**THE PROBLEM:**
Set the data down again, exactly as it reads, but without the pictures.

**SUPPLIED RECORDS:**
┌──

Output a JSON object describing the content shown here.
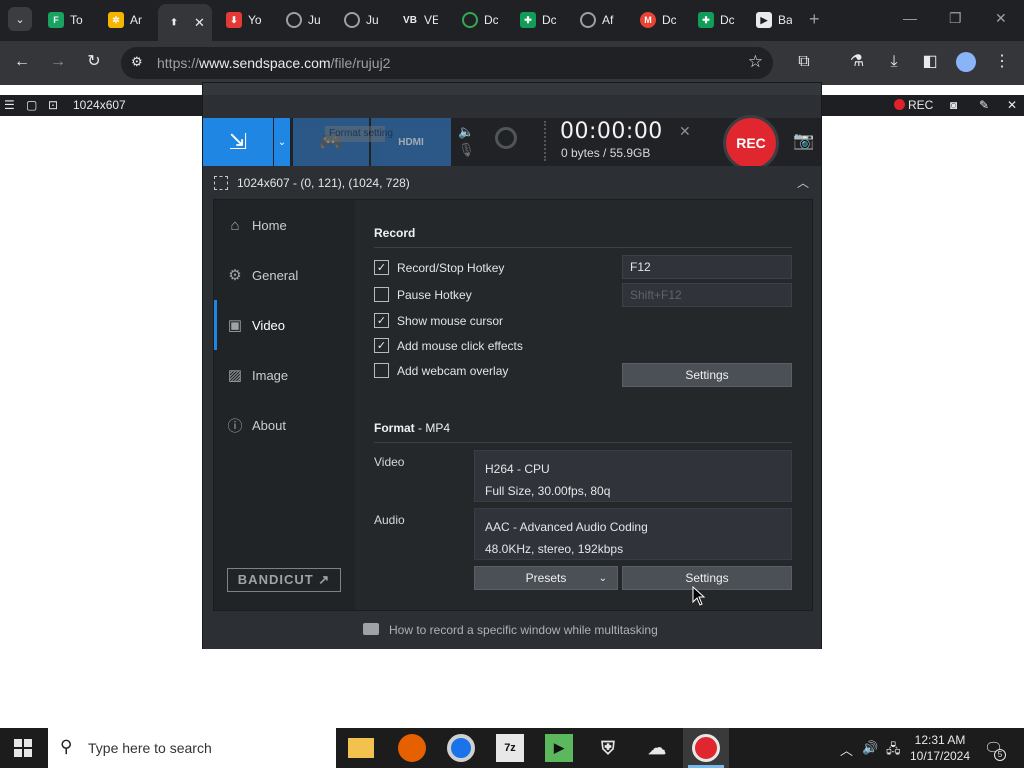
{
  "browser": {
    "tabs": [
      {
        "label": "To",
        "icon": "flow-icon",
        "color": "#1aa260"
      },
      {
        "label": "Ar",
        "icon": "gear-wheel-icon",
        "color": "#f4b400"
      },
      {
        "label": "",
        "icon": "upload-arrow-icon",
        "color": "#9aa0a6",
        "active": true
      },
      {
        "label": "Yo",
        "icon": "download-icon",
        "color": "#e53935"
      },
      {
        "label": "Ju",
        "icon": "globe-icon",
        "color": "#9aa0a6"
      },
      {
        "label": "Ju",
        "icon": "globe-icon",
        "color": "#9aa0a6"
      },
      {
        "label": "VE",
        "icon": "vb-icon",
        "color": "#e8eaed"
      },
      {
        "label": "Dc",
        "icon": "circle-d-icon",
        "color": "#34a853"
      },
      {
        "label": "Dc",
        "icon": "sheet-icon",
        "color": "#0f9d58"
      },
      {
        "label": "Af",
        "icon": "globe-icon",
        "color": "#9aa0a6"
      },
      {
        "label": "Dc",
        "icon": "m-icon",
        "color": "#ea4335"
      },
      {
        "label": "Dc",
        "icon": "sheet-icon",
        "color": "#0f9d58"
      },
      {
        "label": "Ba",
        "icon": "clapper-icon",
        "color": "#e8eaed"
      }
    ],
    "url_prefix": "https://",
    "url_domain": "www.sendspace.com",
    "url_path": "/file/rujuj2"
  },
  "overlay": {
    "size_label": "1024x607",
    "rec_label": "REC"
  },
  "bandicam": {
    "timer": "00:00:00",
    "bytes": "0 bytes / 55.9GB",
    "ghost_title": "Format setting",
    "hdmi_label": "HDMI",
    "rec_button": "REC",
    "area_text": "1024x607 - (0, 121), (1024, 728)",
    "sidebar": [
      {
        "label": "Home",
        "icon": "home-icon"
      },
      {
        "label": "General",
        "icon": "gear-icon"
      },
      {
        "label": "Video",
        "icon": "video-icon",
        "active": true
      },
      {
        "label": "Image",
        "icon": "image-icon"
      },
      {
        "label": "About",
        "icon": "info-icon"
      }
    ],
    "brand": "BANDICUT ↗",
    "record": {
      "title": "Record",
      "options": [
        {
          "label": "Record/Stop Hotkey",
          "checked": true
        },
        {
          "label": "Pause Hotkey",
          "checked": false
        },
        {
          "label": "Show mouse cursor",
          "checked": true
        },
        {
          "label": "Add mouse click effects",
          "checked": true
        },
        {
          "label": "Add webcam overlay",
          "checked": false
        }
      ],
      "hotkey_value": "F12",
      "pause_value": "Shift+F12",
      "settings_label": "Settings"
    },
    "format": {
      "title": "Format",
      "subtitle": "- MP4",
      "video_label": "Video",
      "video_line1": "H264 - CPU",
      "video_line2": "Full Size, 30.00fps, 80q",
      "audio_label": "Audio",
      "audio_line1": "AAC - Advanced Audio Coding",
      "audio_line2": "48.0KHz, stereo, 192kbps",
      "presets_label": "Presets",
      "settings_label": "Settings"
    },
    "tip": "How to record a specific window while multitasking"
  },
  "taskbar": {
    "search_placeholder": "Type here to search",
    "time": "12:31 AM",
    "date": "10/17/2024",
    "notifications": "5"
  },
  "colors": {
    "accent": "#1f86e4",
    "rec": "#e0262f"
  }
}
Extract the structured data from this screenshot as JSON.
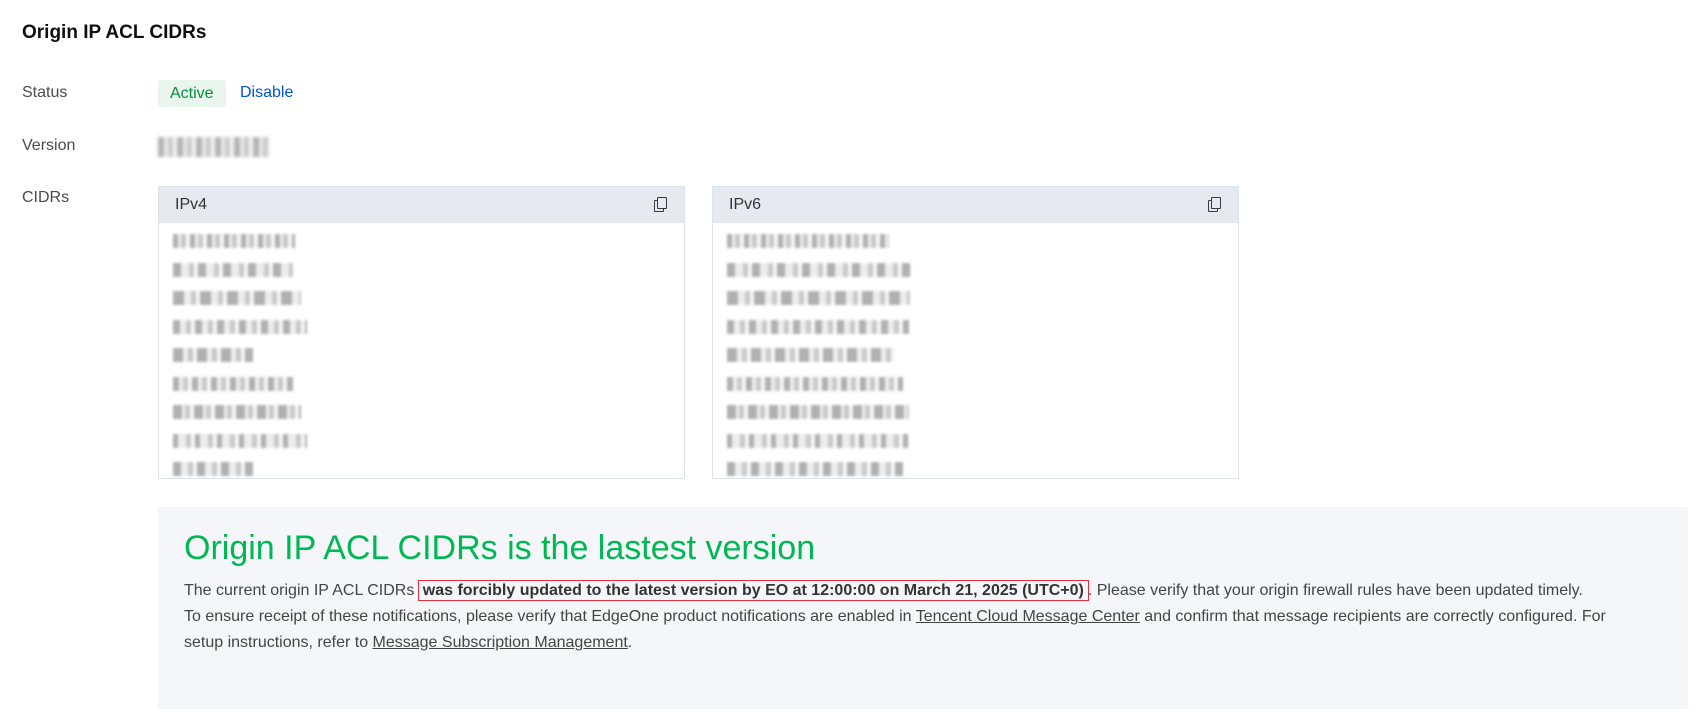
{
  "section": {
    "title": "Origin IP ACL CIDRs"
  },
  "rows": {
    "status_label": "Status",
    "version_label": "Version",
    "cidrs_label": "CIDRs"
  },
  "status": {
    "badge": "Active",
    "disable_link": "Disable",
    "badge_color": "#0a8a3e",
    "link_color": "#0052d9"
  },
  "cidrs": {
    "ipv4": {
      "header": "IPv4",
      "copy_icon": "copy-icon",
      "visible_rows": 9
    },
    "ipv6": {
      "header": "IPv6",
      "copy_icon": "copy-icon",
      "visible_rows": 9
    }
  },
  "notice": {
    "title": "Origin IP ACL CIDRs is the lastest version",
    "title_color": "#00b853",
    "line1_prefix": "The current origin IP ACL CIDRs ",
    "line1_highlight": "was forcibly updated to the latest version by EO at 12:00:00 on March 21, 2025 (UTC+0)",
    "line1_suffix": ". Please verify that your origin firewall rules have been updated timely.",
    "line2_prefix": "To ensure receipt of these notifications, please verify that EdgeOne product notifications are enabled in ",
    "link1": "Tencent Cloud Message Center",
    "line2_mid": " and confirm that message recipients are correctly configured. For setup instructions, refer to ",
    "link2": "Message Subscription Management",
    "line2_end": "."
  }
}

└──

**FULL SOLUTION:**
Output a JSON object describing the content shown here.
{
  "browser": {
    "tabs": [
      {
        "label": "To",
        "icon": "flow-icon",
        "color": "#1aa260"
      },
      {
        "label": "Ar",
        "icon": "gear-wheel-icon",
        "color": "#f4b400"
      },
      {
        "label": "",
        "icon": "upload-arrow-icon",
        "color": "#9aa0a6",
        "active": true
      },
      {
        "label": "Yo",
        "icon": "download-icon",
        "color": "#e53935"
      },
      {
        "label": "Ju",
        "icon": "globe-icon",
        "color": "#9aa0a6"
      },
      {
        "label": "Ju",
        "icon": "globe-icon",
        "color": "#9aa0a6"
      },
      {
        "label": "VE",
        "icon": "vb-icon",
        "color": "#e8eaed"
      },
      {
        "label": "Dc",
        "icon": "circle-d-icon",
        "color": "#34a853"
      },
      {
        "label": "Dc",
        "icon": "sheet-icon",
        "color": "#0f9d58"
      },
      {
        "label": "Af",
        "icon": "globe-icon",
        "color": "#9aa0a6"
      },
      {
        "label": "Dc",
        "icon": "m-icon",
        "color": "#ea4335"
      },
      {
        "label": "Dc",
        "icon": "sheet-icon",
        "color": "#0f9d58"
      },
      {
        "label": "Ba",
        "icon": "clapper-icon",
        "color": "#e8eaed"
      }
    ],
    "url_prefix": "https://",
    "url_domain": "www.sendspace.com",
    "url_path": "/file/rujuj2"
  },
  "overlay": {
    "size_label": "1024x607",
    "rec_label": "REC"
  },
  "bandicam": {
    "timer": "00:00:00",
    "bytes": "0 bytes / 55.9GB",
    "ghost_title": "Format setting",
    "hdmi_label": "HDMI",
    "rec_button": "REC",
    "area_text": "1024x607 - (0, 121), (1024, 728)",
    "sidebar": [
      {
        "label": "Home",
        "icon": "home-icon"
      },
      {
        "label": "General",
        "icon": "gear-icon"
      },
      {
        "label": "Video",
        "icon": "video-icon",
        "active": true
      },
      {
        "label": "Image",
        "icon": "image-icon"
      },
      {
        "label": "About",
        "icon": "info-icon"
      }
    ],
    "brand": "BANDICUT ↗",
    "record": {
      "title": "Record",
      "options": [
        {
          "label": "Record/Stop Hotkey",
          "checked": true
        },
        {
          "label": "Pause Hotkey",
          "checked": false
        },
        {
          "label": "Show mouse cursor",
          "checked": true
        },
        {
          "label": "Add mouse click effects",
          "checked": true
        },
        {
          "label": "Add webcam overlay",
          "checked": false
        }
      ],
      "hotkey_value": "F12",
      "pause_value": "Shift+F12",
      "settings_label": "Settings"
    },
    "format": {
      "title": "Format",
      "subtitle": "- MP4",
      "video_label": "Video",
      "video_line1": "H264 - CPU",
      "video_line2": "Full Size, 30.00fps, 80q",
      "audio_label": "Audio",
      "audio_line1": "AAC - Advanced Audio Coding",
      "audio_line2": "48.0KHz, stereo, 192kbps",
      "presets_label": "Presets",
      "settings_label": "Settings"
    },
    "tip": "How to record a specific window while multitasking"
  },
  "taskbar": {
    "search_placeholder": "Type here to search",
    "time": "12:31 AM",
    "date": "10/17/2024",
    "notifications": "5"
  },
  "colors": {
    "accent": "#1f86e4",
    "rec": "#e0262f"
  }
}
Extract the structured data from this screenshot as JSON.
{
  "section": {
    "title": "Origin IP ACL CIDRs"
  },
  "rows": {
    "status_label": "Status",
    "version_label": "Version",
    "cidrs_label": "CIDRs"
  },
  "status": {
    "badge": "Active",
    "disable_link": "Disable",
    "badge_color": "#0a8a3e",
    "link_color": "#0052d9"
  },
  "cidrs": {
    "ipv4": {
      "header": "IPv4",
      "copy_icon": "copy-icon",
      "visible_rows": 9
    },
    "ipv6": {
      "header": "IPv6",
      "copy_icon": "copy-icon",
      "visible_rows": 9
    }
  },
  "notice": {
    "title": "Origin IP ACL CIDRs is the lastest version",
    "title_color": "#00b853",
    "line1_prefix": "The current origin IP ACL CIDRs ",
    "line1_highlight": "was forcibly updated to the latest version by EO at 12:00:00 on March 21, 2025 (UTC+0)",
    "line1_suffix": ". Please verify that your origin firewall rules have been updated timely.",
    "line2_prefix": "To ensure receipt of these notifications, please verify that EdgeOne product notifications are enabled in ",
    "link1": "Tencent Cloud Message Center",
    "line2_mid": " and confirm that message recipients are correctly configured. For setup instructions, refer to ",
    "link2": "Message Subscription Management",
    "line2_end": "."
  }
}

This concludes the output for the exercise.